■ **PROBLEM TO WORK ON**
Copy each line of the data below with the word "messaggio".

■ **RECORD EXCERPTS**
......
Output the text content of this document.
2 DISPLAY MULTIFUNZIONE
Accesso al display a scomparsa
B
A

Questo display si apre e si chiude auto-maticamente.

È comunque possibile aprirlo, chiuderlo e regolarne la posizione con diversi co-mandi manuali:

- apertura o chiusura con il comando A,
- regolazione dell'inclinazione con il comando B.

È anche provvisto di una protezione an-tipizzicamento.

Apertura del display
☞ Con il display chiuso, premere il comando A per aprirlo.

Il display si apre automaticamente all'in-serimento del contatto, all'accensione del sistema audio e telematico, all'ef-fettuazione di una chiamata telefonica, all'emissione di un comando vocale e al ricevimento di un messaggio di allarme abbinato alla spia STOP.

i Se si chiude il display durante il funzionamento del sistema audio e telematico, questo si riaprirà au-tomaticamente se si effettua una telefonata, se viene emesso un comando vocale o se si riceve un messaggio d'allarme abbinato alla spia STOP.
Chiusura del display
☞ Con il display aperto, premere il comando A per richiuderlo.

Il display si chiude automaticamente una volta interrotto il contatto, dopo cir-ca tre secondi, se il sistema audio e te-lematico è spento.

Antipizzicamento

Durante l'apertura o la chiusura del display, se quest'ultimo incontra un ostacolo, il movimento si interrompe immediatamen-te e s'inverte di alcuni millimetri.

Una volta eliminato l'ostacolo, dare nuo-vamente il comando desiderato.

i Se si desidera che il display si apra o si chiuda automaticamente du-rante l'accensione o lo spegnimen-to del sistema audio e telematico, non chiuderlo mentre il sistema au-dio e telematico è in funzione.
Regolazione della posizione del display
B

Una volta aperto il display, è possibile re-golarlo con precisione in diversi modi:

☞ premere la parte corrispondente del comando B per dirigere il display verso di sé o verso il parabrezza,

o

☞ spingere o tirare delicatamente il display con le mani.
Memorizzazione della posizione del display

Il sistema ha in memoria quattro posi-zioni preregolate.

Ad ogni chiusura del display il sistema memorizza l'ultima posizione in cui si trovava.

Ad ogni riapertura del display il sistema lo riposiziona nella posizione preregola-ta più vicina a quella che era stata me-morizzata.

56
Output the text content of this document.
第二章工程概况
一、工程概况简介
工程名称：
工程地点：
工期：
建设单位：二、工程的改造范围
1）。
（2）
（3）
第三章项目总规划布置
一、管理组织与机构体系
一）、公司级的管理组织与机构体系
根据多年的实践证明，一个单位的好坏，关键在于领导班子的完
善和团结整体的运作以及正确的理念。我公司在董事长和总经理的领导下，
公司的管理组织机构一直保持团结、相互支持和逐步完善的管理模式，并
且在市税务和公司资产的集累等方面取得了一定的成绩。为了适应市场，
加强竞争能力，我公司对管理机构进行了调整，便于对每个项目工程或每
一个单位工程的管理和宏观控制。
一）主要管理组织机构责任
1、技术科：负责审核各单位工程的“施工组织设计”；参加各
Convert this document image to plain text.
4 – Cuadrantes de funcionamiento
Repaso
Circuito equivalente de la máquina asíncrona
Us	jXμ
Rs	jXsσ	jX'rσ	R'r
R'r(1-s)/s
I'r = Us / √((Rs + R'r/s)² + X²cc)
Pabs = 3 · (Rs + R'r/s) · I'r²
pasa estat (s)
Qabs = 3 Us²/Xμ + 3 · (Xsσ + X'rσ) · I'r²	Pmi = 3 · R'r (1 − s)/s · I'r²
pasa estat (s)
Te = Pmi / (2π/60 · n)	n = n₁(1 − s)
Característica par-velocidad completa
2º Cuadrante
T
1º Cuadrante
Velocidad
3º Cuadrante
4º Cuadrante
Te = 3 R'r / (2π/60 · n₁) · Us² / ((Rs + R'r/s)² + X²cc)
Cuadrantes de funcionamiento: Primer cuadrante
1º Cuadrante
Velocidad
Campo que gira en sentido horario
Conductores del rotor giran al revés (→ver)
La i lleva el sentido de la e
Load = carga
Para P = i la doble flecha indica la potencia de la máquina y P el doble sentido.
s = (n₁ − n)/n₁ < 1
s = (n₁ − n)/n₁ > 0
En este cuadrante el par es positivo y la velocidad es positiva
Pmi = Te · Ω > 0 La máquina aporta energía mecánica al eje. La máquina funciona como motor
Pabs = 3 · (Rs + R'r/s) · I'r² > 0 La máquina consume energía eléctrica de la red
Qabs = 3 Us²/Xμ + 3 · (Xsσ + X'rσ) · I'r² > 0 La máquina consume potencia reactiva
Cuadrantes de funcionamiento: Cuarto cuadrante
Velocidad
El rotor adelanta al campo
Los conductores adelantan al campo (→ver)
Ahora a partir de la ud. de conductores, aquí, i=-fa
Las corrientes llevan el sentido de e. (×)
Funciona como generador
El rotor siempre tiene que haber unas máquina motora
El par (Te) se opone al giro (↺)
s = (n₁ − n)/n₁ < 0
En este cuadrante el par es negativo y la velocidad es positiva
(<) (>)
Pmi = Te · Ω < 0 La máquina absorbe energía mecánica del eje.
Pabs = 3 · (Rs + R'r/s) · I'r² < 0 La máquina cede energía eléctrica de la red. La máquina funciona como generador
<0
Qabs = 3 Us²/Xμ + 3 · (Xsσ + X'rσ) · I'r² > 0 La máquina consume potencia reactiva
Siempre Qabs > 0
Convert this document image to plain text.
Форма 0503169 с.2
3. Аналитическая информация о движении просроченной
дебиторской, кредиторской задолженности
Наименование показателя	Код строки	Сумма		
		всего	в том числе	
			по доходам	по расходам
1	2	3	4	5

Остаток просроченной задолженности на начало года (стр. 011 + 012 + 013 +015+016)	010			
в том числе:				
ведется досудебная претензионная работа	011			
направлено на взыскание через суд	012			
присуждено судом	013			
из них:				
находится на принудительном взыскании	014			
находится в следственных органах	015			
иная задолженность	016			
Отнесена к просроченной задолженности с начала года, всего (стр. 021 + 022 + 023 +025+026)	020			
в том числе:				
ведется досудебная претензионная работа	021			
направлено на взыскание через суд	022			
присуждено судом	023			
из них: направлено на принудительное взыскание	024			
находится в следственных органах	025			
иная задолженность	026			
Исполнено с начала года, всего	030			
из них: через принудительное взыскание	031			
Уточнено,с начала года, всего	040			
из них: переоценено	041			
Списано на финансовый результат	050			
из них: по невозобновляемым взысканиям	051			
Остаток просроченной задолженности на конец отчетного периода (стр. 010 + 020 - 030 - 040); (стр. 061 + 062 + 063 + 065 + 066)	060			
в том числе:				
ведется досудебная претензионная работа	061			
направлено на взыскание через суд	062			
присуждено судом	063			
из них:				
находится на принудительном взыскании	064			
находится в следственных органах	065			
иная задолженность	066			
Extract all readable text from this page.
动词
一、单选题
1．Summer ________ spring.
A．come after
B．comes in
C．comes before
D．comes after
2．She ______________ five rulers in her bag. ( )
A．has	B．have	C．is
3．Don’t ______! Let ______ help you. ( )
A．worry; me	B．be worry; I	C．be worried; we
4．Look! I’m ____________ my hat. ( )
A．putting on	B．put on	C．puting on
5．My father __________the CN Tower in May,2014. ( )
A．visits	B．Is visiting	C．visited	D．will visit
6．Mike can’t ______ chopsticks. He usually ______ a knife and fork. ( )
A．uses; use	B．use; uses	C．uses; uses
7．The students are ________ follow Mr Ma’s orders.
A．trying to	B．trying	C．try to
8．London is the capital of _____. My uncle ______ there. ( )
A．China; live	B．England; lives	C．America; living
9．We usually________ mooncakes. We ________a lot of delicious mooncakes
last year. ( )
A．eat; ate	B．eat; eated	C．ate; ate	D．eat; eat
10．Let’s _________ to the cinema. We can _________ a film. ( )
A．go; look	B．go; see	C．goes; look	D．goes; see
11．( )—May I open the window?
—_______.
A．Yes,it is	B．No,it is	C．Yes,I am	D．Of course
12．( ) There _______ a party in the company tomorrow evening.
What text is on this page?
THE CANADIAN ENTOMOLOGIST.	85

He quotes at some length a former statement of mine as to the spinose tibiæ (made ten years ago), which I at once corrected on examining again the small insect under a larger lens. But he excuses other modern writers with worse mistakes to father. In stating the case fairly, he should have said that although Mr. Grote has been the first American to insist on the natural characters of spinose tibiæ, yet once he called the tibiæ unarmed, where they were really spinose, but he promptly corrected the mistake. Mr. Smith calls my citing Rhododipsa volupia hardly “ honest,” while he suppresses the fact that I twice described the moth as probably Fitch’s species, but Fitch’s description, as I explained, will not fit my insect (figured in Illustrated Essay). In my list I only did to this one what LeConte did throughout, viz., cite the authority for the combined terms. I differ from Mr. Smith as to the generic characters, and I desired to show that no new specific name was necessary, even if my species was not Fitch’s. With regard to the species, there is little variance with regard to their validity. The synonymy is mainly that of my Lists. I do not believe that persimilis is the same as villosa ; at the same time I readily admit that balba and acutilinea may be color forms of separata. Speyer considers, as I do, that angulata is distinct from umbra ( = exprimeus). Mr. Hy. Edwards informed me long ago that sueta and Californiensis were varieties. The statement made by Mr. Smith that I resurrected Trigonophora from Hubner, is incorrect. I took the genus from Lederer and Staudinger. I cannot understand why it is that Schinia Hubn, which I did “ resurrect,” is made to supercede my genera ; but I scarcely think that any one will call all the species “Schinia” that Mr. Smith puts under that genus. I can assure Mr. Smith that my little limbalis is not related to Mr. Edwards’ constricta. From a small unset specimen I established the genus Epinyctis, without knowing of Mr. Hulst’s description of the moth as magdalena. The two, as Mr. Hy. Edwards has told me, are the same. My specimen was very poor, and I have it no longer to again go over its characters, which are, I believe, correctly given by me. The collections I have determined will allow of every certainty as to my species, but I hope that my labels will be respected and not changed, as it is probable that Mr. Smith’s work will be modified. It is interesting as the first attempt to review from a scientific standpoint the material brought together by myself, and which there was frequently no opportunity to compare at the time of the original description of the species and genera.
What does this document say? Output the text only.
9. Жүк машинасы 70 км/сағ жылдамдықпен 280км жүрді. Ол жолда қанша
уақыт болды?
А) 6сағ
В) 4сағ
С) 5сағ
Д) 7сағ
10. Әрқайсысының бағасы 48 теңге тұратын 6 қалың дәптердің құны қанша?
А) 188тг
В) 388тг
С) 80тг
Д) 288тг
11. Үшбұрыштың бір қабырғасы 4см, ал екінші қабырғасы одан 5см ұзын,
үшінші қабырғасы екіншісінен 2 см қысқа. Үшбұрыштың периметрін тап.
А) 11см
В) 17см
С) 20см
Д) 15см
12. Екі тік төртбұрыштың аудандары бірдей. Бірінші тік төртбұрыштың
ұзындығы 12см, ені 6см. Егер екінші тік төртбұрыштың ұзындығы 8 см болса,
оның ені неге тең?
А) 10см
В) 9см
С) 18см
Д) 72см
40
......
■ **SOLVED EXERCISE**
Il display si apre automaticamente all'in-serimento del contatto, all'accensione del sistema audio e telematico, all'ef-fettuazione di una chiamata telefonica, all'emissione di un comando vocale e al ricevimento di un messaggio di allarme abbinato alla spia STOP.
i Se si chiude il display durante il funzionamento del sistema audio e telematico, questo si riaprirà au-tomaticamente se si effettua una telefonata, se viene emesso un comando vocale o se si riceve un messaggio d'allarme abbinato alla spia STOP.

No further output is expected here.